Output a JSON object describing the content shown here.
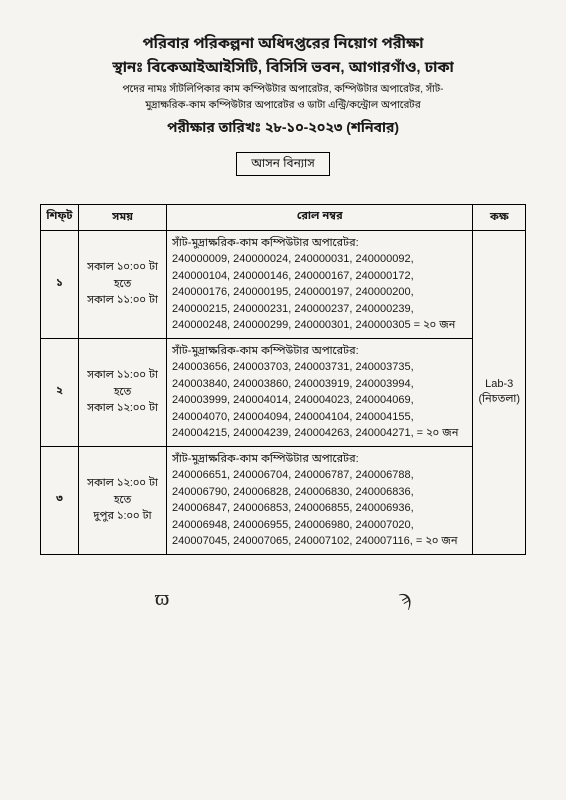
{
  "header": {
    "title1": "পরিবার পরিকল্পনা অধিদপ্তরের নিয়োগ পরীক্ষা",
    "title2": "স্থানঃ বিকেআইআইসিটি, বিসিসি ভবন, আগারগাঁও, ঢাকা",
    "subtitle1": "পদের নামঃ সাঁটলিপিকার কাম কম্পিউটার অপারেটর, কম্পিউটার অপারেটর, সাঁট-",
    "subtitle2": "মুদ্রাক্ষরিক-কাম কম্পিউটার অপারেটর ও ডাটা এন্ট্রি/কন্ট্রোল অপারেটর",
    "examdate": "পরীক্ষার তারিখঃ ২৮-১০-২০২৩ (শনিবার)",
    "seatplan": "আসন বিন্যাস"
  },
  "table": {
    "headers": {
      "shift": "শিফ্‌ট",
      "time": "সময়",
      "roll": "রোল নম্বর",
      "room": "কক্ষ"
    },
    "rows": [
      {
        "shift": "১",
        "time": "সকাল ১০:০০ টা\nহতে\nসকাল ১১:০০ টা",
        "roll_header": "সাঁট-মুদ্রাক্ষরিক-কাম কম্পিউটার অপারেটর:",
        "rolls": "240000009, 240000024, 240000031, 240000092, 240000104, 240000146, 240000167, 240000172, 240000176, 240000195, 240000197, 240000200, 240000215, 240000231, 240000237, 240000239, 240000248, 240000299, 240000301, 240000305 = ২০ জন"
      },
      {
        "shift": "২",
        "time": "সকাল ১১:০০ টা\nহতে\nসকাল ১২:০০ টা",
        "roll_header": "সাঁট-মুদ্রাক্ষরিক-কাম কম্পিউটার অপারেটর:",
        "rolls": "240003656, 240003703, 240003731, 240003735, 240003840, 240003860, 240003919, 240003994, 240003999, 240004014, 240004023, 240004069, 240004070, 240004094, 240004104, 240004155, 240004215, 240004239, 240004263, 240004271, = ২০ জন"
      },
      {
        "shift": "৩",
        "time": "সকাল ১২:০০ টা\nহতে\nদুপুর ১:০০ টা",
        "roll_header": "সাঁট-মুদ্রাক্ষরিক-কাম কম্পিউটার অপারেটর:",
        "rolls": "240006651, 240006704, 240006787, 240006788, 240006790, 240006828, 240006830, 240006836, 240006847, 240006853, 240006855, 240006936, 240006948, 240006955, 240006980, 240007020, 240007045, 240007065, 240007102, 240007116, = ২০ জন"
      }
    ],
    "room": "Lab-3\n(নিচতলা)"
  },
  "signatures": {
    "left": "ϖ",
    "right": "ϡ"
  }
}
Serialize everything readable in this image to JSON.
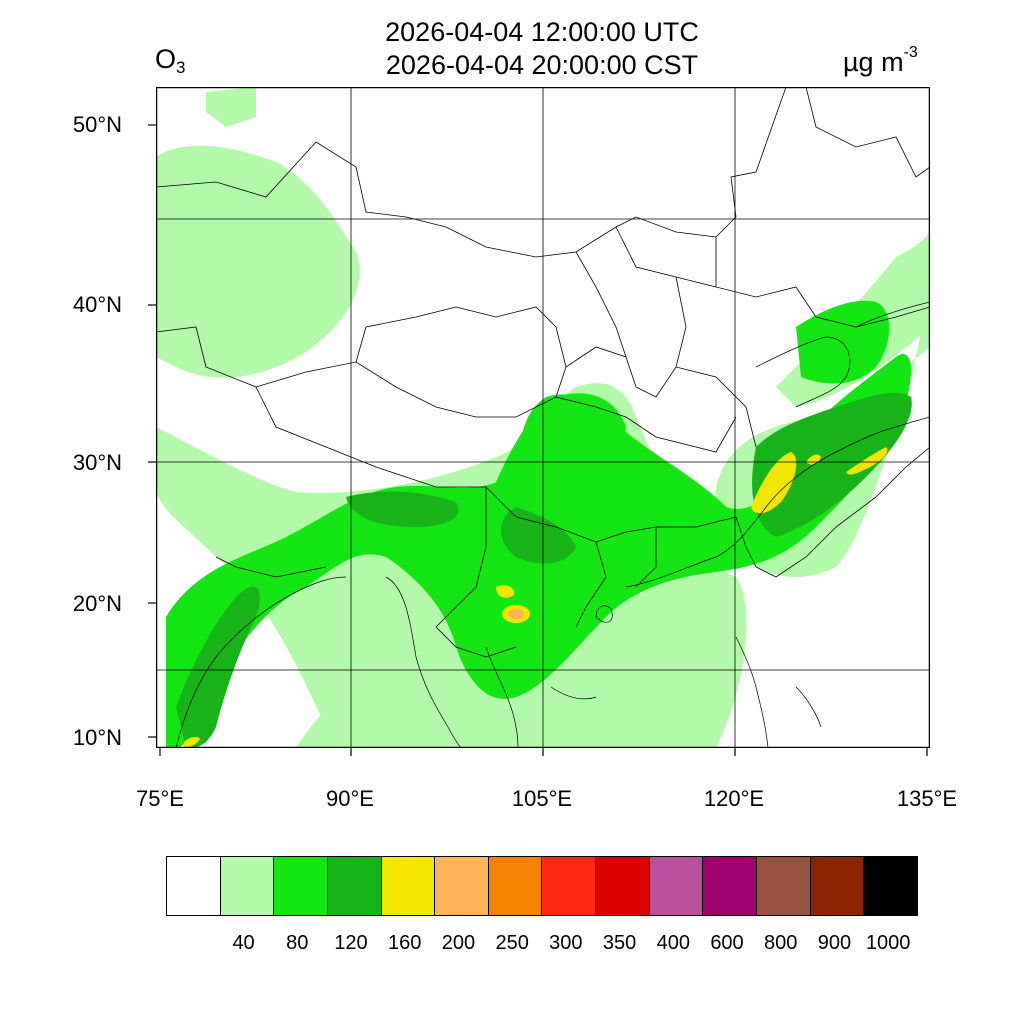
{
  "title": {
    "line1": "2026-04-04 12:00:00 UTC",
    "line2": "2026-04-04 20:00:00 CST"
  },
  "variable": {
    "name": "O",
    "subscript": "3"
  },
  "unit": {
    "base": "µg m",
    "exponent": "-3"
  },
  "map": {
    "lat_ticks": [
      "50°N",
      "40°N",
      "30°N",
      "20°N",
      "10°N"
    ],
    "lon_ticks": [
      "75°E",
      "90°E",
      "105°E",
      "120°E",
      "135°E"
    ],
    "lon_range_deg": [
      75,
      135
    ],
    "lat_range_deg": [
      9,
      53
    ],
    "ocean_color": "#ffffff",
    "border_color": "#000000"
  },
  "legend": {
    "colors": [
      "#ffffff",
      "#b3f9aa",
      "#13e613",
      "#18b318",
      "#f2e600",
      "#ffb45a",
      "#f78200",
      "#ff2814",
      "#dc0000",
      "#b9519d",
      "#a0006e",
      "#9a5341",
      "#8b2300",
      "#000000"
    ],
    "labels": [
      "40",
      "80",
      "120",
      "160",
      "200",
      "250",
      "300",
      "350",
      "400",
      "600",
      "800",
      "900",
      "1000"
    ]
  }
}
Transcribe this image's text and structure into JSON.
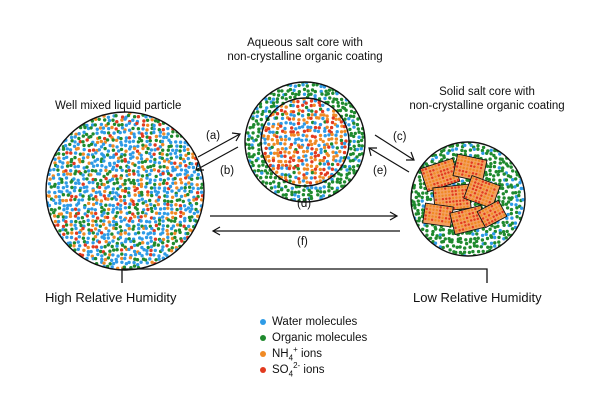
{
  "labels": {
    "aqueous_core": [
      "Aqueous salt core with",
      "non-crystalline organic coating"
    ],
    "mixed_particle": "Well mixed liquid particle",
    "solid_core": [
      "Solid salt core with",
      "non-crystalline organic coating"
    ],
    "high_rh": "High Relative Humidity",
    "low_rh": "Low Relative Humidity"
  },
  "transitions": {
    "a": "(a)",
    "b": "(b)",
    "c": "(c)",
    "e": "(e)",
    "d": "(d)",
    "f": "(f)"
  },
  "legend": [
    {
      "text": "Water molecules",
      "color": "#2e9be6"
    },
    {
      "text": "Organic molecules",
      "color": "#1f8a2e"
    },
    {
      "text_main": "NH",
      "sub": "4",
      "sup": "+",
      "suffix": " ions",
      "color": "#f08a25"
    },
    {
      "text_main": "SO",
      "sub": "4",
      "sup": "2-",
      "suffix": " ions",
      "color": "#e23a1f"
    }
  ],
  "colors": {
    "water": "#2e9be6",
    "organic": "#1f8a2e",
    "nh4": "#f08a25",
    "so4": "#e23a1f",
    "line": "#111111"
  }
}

──────────────────────────────

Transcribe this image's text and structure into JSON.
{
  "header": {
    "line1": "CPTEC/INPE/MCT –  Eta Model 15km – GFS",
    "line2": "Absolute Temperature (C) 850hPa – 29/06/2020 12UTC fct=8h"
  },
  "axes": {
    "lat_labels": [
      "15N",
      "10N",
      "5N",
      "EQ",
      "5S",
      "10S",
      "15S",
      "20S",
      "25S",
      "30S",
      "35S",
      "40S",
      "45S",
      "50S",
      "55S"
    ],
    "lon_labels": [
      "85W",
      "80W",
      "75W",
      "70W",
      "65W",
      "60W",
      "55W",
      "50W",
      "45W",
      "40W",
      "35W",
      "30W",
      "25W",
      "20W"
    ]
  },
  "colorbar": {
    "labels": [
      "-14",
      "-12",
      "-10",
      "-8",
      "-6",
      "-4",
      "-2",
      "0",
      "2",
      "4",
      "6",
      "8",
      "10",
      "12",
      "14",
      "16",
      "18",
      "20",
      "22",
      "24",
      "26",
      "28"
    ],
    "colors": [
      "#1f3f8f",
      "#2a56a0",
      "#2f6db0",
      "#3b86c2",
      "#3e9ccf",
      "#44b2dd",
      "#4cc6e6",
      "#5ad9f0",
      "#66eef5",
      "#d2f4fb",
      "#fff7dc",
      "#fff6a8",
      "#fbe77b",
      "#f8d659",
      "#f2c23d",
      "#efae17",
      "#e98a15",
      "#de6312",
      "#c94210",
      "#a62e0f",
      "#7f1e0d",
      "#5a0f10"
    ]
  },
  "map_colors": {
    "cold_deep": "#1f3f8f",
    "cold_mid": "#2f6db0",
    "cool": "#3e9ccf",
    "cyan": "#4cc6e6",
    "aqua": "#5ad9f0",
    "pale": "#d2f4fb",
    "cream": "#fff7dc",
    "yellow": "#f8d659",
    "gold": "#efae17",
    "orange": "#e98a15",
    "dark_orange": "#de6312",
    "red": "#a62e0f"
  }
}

──────────────────────────────

Aim of the task:
Show every line in the records above that contains the word "molecules".

Exercise solution:
      "text": "Water molecules",
      "text": "Organic molecules",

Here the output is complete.